--- Start ---
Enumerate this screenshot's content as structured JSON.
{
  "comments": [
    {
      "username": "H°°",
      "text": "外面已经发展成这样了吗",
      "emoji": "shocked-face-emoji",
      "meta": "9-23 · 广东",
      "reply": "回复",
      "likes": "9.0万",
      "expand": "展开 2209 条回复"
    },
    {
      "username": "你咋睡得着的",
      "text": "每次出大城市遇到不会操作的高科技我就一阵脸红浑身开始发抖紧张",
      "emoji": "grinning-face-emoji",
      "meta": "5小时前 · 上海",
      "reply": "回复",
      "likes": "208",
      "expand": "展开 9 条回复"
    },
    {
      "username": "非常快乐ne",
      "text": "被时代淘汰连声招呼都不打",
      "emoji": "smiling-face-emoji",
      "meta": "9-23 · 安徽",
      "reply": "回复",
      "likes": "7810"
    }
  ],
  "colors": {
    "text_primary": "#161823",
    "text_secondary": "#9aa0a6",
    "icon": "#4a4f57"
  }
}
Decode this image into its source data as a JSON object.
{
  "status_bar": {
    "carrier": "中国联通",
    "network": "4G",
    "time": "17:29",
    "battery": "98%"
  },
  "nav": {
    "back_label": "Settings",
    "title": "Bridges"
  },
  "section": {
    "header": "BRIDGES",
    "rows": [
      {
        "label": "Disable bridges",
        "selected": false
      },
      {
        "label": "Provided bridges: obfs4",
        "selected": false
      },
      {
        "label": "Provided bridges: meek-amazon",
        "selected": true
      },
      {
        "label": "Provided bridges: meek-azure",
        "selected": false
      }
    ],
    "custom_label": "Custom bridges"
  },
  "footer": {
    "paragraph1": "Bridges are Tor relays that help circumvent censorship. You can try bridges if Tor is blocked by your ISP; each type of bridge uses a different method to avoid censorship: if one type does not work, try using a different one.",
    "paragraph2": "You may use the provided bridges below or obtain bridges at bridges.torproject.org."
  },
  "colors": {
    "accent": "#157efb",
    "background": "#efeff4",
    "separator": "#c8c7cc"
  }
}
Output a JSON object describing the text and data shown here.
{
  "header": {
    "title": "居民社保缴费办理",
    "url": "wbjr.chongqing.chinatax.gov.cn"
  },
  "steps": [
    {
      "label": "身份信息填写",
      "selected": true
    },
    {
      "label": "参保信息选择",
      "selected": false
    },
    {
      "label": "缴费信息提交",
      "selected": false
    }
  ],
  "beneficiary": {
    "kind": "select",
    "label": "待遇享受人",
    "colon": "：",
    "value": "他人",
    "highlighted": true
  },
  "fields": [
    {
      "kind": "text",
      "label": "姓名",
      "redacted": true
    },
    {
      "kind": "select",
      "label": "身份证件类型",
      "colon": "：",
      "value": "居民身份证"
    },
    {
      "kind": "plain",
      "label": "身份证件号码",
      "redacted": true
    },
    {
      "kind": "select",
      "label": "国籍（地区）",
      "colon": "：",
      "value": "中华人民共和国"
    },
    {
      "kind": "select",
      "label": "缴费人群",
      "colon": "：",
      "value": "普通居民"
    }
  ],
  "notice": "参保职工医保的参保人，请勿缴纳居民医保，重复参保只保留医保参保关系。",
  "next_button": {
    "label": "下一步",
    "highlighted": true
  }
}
--- End ---
Each line of the material above needs to be quoted exactly, please.

*Answer in full:*
Enumerate this screenshot's content as structured JSON.
{
  "comments": [
    {
      "username": "H°°",
      "text": "外面已经发展成这样了吗",
      "emoji": "shocked-face-emoji",
      "meta": "9-23 · 广东",
      "reply": "回复",
      "likes": "9.0万",
      "expand": "展开 2209 条回复"
    },
    {
      "username": "你咋睡得着的",
      "text": "每次出大城市遇到不会操作的高科技我就一阵脸红浑身开始发抖紧张",
      "emoji": "grinning-face-emoji",
      "meta": "5小时前 · 上海",
      "reply": "回复",
      "likes": "208",
      "expand": "展开 9 条回复"
    },
    {
      "username": "非常快乐ne",
      "text": "被时代淘汰连声招呼都不打",
      "emoji": "smiling-face-emoji",
      "meta": "9-23 · 安徽",
      "reply": "回复",
      "likes": "7810"
    }
  ],
  "colors": {
    "text_primary": "#161823",
    "text_secondary": "#9aa0a6",
    "icon": "#4a4f57"
  }
}
Decode this image into its source data as a JSON object.
{
  "status_bar": {
    "carrier": "中国联通",
    "network": "4G",
    "time": "17:29",
    "battery": "98%"
  },
  "nav": {
    "back_label": "Settings",
    "title": "Bridges"
  },
  "section": {
    "header": "BRIDGES",
    "rows": [
      {
        "label": "Disable bridges",
        "selected": false
      },
      {
        "label": "Provided bridges: obfs4",
        "selected": false
      },
      {
        "label": "Provided bridges: meek-amazon",
        "selected": true
      },
      {
        "label": "Provided bridges: meek-azure",
        "selected": false
      }
    ],
    "custom_label": "Custom bridges"
  },
  "footer": {
    "paragraph1": "Bridges are Tor relays that help circumvent censorship. You can try bridges if Tor is blocked by your ISP; each type of bridge uses a different method to avoid censorship: if one type does not work, try using a different one.",
    "paragraph2": "You may use the provided bridges below or obtain bridges at bridges.torproject.org."
  },
  "colors": {
    "accent": "#157efb",
    "background": "#efeff4",
    "separator": "#c8c7cc"
  }
}
Output a JSON object describing the text and data shown here.
{
  "header": {
    "title": "居民社保缴费办理",
    "url": "wbjr.chongqing.chinatax.gov.cn"
  },
  "steps": [
    {
      "label": "身份信息填写",
      "selected": true
    },
    {
      "label": "参保信息选择",
      "selected": false
    },
    {
      "label": "缴费信息提交",
      "selected": false
    }
  ],
  "beneficiary": {
    "kind": "select",
    "label": "待遇享受人",
    "colon": "：",
    "value": "他人",
    "highlighted": true
  },
  "fields": [
    {
      "kind": "text",
      "label": "姓名",
      "redacted": true
    },
    {
      "kind": "select",
      "label": "身份证件类型",
      "colon": "：",
      "value": "居民身份证"
    },
    {
      "kind": "plain",
      "label": "身份证件号码",
      "redacted": true
    },
    {
      "kind": "select",
      "label": "国籍（地区）",
      "colon": "：",
      "value": "中华人民共和国"
    },
    {
      "kind": "select",
      "label": "缴费人群",
      "colon": "：",
      "value": "普通居民"
    }
  ],
  "notice": "参保职工医保的参保人，请勿缴纳居民医保，重复参保只保留医保参保关系。",
  "next_button": {
    "label": "下一步",
    "highlighted": true
  }
}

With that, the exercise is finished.